Stored data:

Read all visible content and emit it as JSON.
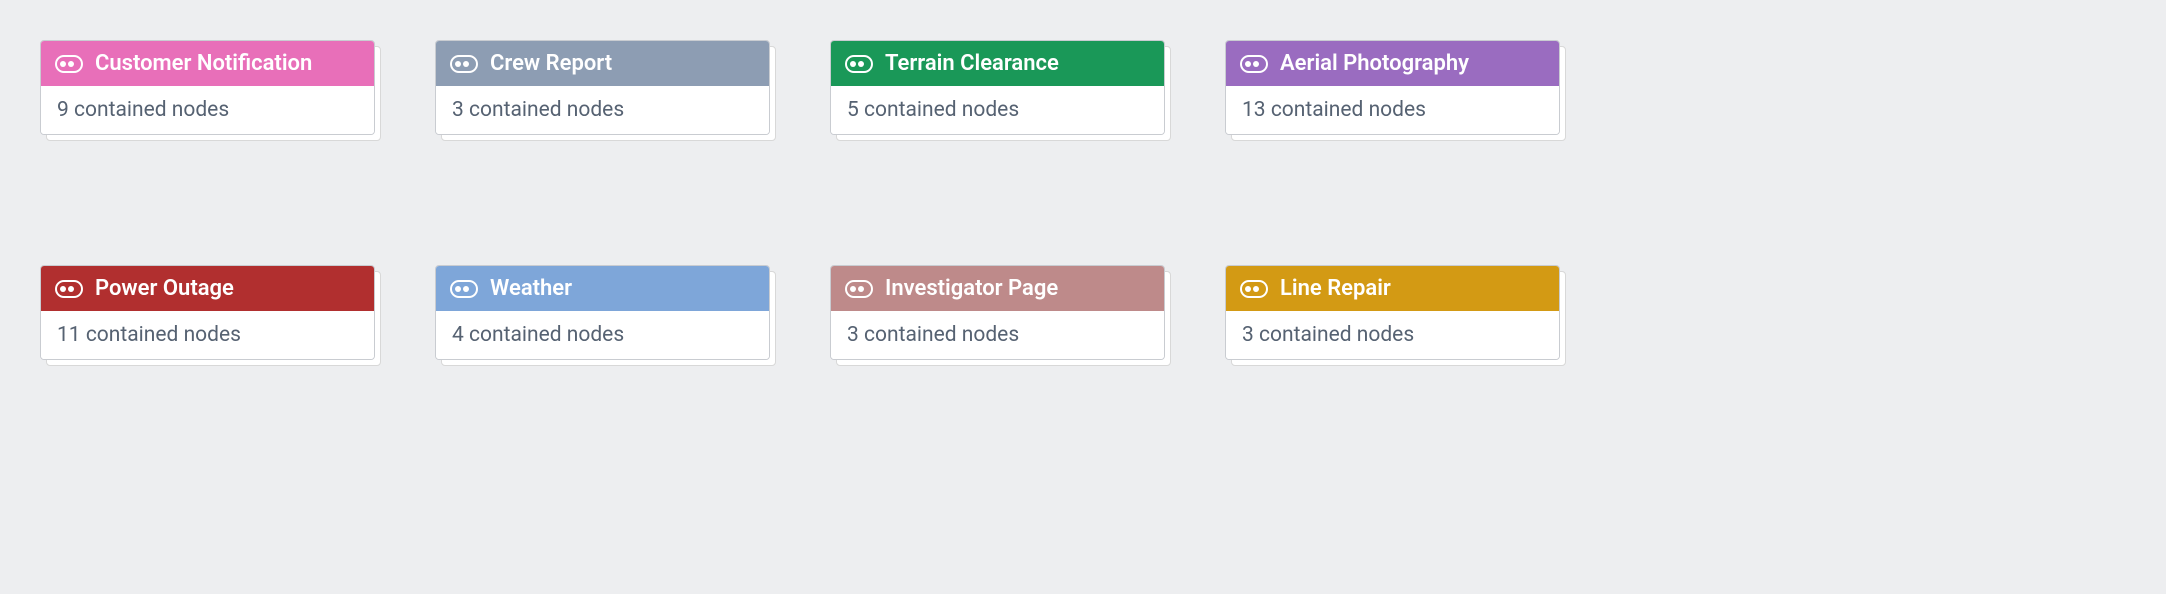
{
  "cards": [
    {
      "title": "Customer Notification",
      "body": "9 contained nodes",
      "color": "#e86fb9"
    },
    {
      "title": "Crew Report",
      "body": "3 contained nodes",
      "color": "#8d9db3"
    },
    {
      "title": "Terrain Clearance",
      "body": "5 contained nodes",
      "color": "#1a9858"
    },
    {
      "title": "Aerial Photography",
      "body": "13 contained nodes",
      "color": "#9a6cc0"
    },
    {
      "title": "Power Outage",
      "body": "11 contained nodes",
      "color": "#b12f2f"
    },
    {
      "title": "Weather",
      "body": "4 contained nodes",
      "color": "#7ea6d9"
    },
    {
      "title": "Investigator Page",
      "body": "3 contained nodes",
      "color": "#be8a8a"
    },
    {
      "title": "Line Repair",
      "body": "3 contained nodes",
      "color": "#d39a14"
    }
  ]
}
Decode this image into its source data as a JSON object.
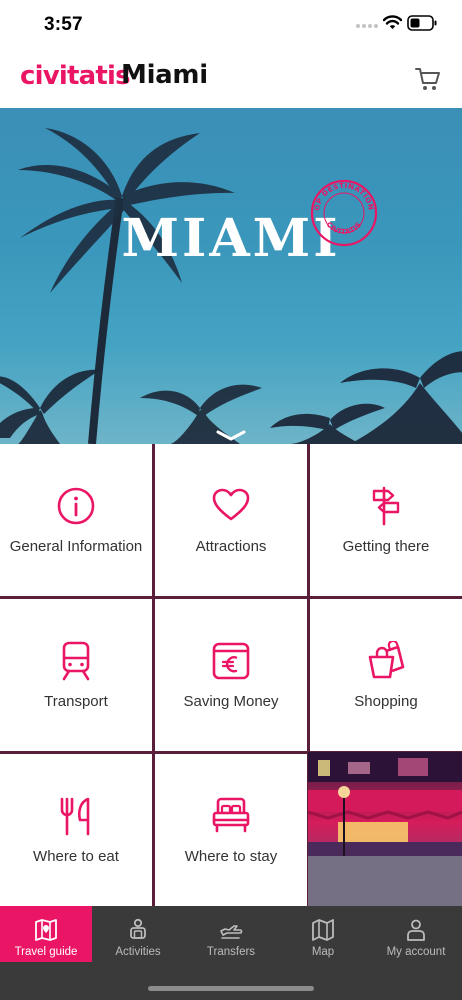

# Task brief:
Reproduce the full listing faithfully, but do not carry over any pictures.

# Completed exercise:
Read all visible content and emit it as JSON.
{
  "cards": [
    {
      "title": "Customer Notification",
      "body": "9 contained nodes",
      "color": "#e86fb9"
    },
    {
      "title": "Crew Report",
      "body": "3 contained nodes",
      "color": "#8d9db3"
    },
    {
      "title": "Terrain Clearance",
      "body": "5 contained nodes",
      "color": "#1a9858"
    },
    {
      "title": "Aerial Photography",
      "body": "13 contained nodes",
      "color": "#9a6cc0"
    },
    {
      "title": "Power Outage",
      "body": "11 contained nodes",
      "color": "#b12f2f"
    },
    {
      "title": "Weather",
      "body": "4 contained nodes",
      "color": "#7ea6d9"
    },
    {
      "title": "Investigator Page",
      "body": "3 contained nodes",
      "color": "#be8a8a"
    },
    {
      "title": "Line Repair",
      "body": "3 contained nodes",
      "color": "#d39a14"
    }
  ]
}
Decode this image into its source data as a JSON object.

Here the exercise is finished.